Output all the entries word for word. Omit the pictures.

» Data records:
****************************************
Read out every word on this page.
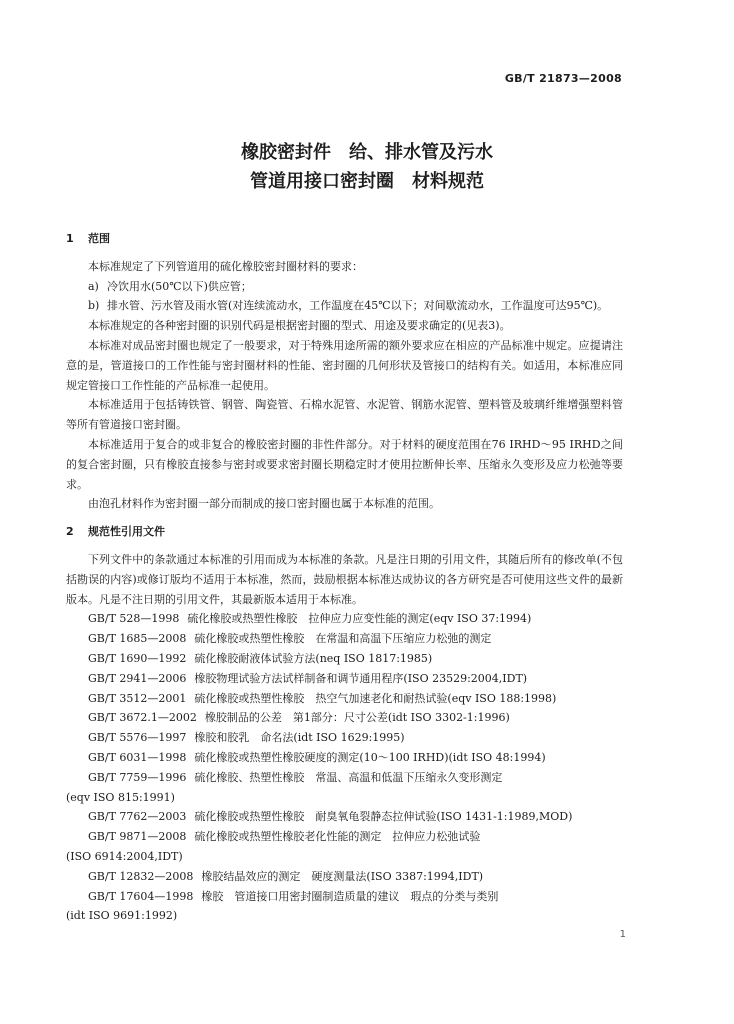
GB/T 21873—2008
橡胶密封件　给、排水管及污水
管道用接口密封圈　材料规范
1 范围

本标准规定了下列管道用的硫化橡胶密封圈材料的要求：

a) 冷饮用水(50℃以下)供应管；

b) 排水管、污水管及雨水管(对连续流动水，工作温度在45℃以下；对间歇流动水，工作温度可达95℃)。

本标准规定的各种密封圈的识别代码是根据密封圈的型式、用途及要求确定的(见表3)。

本标准对成品密封圈也规定了一般要求，对于特殊用途所需的额外要求应在相应的产品标准中规定。应提请注意的是，管道接口的工作性能与密封圈材料的性能、密封圈的几何形状及管接口的结构有关。如适用，本标准应同规定管接口工作性能的产品标准一起使用。

本标准适用于包括铸铁管、钢管、陶瓷管、石棉水泥管、水泥管、钢筋水泥管、塑料管及玻璃纤维增强塑料管等所有管道接口密封圈。

本标准适用于复合的或非复合的橡胶密封圈的非性件部分。对于材料的硬度范围在76 IRHD～95 IRHD之间的复合密封圈，只有橡胶直接参与密封或要求密封圈长期稳定时才使用拉断伸长率、压缩永久变形及应力松弛等要求。

由泡孔材料作为密封圈一部分而制成的接口密封圈也属于本标准的范围。

2 规范性引用文件

下列文件中的条款通过本标准的引用而成为本标准的条款。凡是注日期的引用文件，其随后所有的修改单(不包括勘误的内容)或修订版均不适用于本标准，然而，鼓励根据本标准达成协议的各方研究是否可使用这些文件的最新版本。凡是不注日期的引用文件，其最新版本适用于本标准。

GB/T 528—1998 硫化橡胶或热塑性橡胶　拉伸应力应变性能的测定(eqv ISO 37:1994)

GB/T 1685—2008 硫化橡胶或热塑性橡胶　在常温和高温下压缩应力松弛的测定

GB/T 1690—1992 硫化橡胶耐液体试验方法(neq ISO 1817:1985)

GB/T 2941—2006 橡胶物理试验方法试样制备和调节通用程序(ISO 23529:2004,IDT)

GB/T 3512—2001 硫化橡胶或热塑性橡胶　热空气加速老化和耐热试验(eqv ISO 188:1998)

GB/T 3672.1—2002 橡胶制品的公差　第1部分：尺寸公差(idt ISO 3302-1:1996)

GB/T 5576—1997 橡胶和胶乳　命名法(idt ISO 1629:1995)

GB/T 6031—1998 硫化橡胶或热塑性橡胶硬度的测定(10～100 IRHD)(idt ISO 48:1994)

GB/T 7759—1996 硫化橡胶、热塑性橡胶　常温、高温和低温下压缩永久变形测定

(eqv ISO 815:1991)

GB/T 7762—2003 硫化橡胶或热塑性橡胶　耐臭氧龟裂静态拉伸试验(ISO 1431-1:1989,MOD)

GB/T 9871—2008 硫化橡胶或热塑性橡胶老化性能的测定　拉伸应力松弛试验

(ISO 6914:2004,IDT)

GB/T 12832—2008 橡胶结晶效应的测定　硬度测量法(ISO 3387:1994,IDT)

GB/T 17604—1998 橡胶　管道接口用密封圈制造质量的建议　瑕点的分类与类别

(idt ISO 9691:1992)

1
****************************************
» THE SOLUTION:
Read out every word on this page.
GB/T 21873—2008
橡胶密封件　给、排水管及污水
管道用接口密封圈　材料规范
1 范围

本标准规定了下列管道用的硫化橡胶密封圈材料的要求：

a) 冷饮用水(50℃以下)供应管；

b) 排水管、污水管及雨水管(对连续流动水，工作温度在45℃以下；对间歇流动水，工作温度可达95℃)。

本标准规定的各种密封圈的识别代码是根据密封圈的型式、用途及要求确定的(见表3)。

本标准对成品密封圈也规定了一般要求，对于特殊用途所需的额外要求应在相应的产品标准中规定。应提请注意的是，管道接口的工作性能与密封圈材料的性能、密封圈的几何形状及管接口的结构有关。如适用，本标准应同规定管接口工作性能的产品标准一起使用。

本标准适用于包括铸铁管、钢管、陶瓷管、石棉水泥管、水泥管、钢筋水泥管、塑料管及玻璃纤维增强塑料管等所有管道接口密封圈。

本标准适用于复合的或非复合的橡胶密封圈的非性件部分。对于材料的硬度范围在76 IRHD～95 IRHD之间的复合密封圈，只有橡胶直接参与密封或要求密封圈长期稳定时才使用拉断伸长率、压缩永久变形及应力松弛等要求。

由泡孔材料作为密封圈一部分而制成的接口密封圈也属于本标准的范围。

2 规范性引用文件

下列文件中的条款通过本标准的引用而成为本标准的条款。凡是注日期的引用文件，其随后所有的修改单(不包括勘误的内容)或修订版均不适用于本标准，然而，鼓励根据本标准达成协议的各方研究是否可使用这些文件的最新版本。凡是不注日期的引用文件，其最新版本适用于本标准。

GB/T 528—1998 硫化橡胶或热塑性橡胶　拉伸应力应变性能的测定(eqv ISO 37:1994)

GB/T 1685—2008 硫化橡胶或热塑性橡胶　在常温和高温下压缩应力松弛的测定

GB/T 1690—1992 硫化橡胶耐液体试验方法(neq ISO 1817:1985)

GB/T 2941—2006 橡胶物理试验方法试样制备和调节通用程序(ISO 23529:2004,IDT)

GB/T 3512—2001 硫化橡胶或热塑性橡胶　热空气加速老化和耐热试验(eqv ISO 188:1998)

GB/T 3672.1—2002 橡胶制品的公差　第1部分：尺寸公差(idt ISO 3302-1:1996)

GB/T 5576—1997 橡胶和胶乳　命名法(idt ISO 1629:1995)

GB/T 6031—1998 硫化橡胶或热塑性橡胶硬度的测定(10～100 IRHD)(idt ISO 48:1994)

GB/T 7759—1996 硫化橡胶、热塑性橡胶　常温、高温和低温下压缩永久变形测定

(eqv ISO 815:1991)

GB/T 7762—2003 硫化橡胶或热塑性橡胶　耐臭氧龟裂静态拉伸试验(ISO 1431-1:1989,MOD)

GB/T 9871—2008 硫化橡胶或热塑性橡胶老化性能的测定　拉伸应力松弛试验

(ISO 6914:2004,IDT)

GB/T 12832—2008 橡胶结晶效应的测定　硬度测量法(ISO 3387:1994,IDT)

GB/T 17604—1998 橡胶　管道接口用密封圈制造质量的建议　瑕点的分类与类别

(idt ISO 9691:1992)

1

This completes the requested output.